## Task to carry out
Pictures don't belong in the copy; print all the records exactly.

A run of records
[start]

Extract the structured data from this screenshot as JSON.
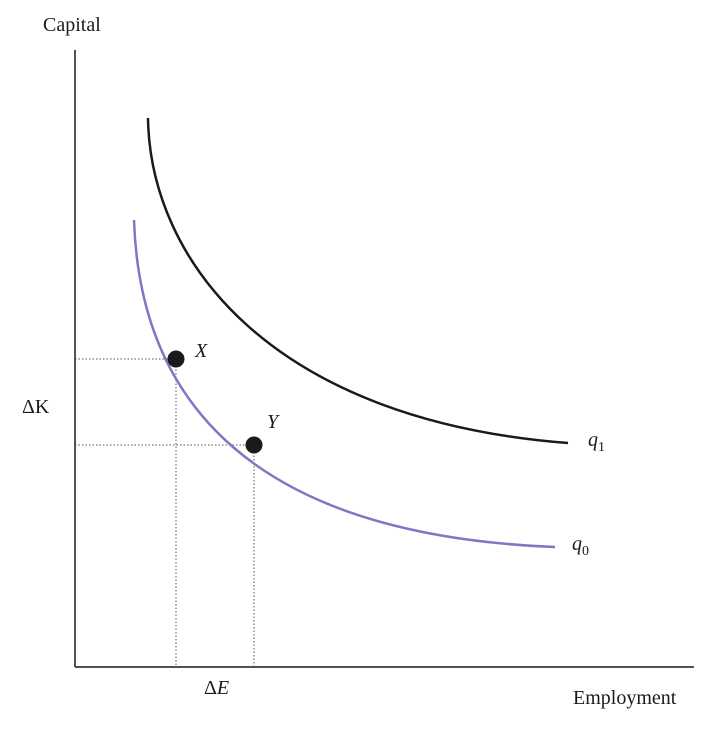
{
  "axes": {
    "y_label": "Capital",
    "x_label": "Employment",
    "delta_k": "ΔK",
    "delta_e_symbol": "Δ",
    "delta_e_var": "E"
  },
  "curves": {
    "q0": {
      "var": "q",
      "sub": "0",
      "color": "#7b78c4"
    },
    "q1": {
      "var": "q",
      "sub": "1",
      "color": "#1a1a1a"
    }
  },
  "points": {
    "x": {
      "label": "X"
    },
    "y": {
      "label": "Y"
    }
  },
  "colors": {
    "axis": "#1a1a1a",
    "guide": "#555555",
    "point": "#1a1a1a"
  }
}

[end]

## Result of the task
Extract the structured data from this screenshot as JSON.
{
  "axes": {
    "y_label": "Capital",
    "x_label": "Employment",
    "delta_k": "ΔK",
    "delta_e_symbol": "Δ",
    "delta_e_var": "E"
  },
  "curves": {
    "q0": {
      "var": "q",
      "sub": "0",
      "color": "#7b78c4"
    },
    "q1": {
      "var": "q",
      "sub": "1",
      "color": "#1a1a1a"
    }
  },
  "points": {
    "x": {
      "label": "X"
    },
    "y": {
      "label": "Y"
    }
  },
  "colors": {
    "axis": "#1a1a1a",
    "guide": "#555555",
    "point": "#1a1a1a"
  }
}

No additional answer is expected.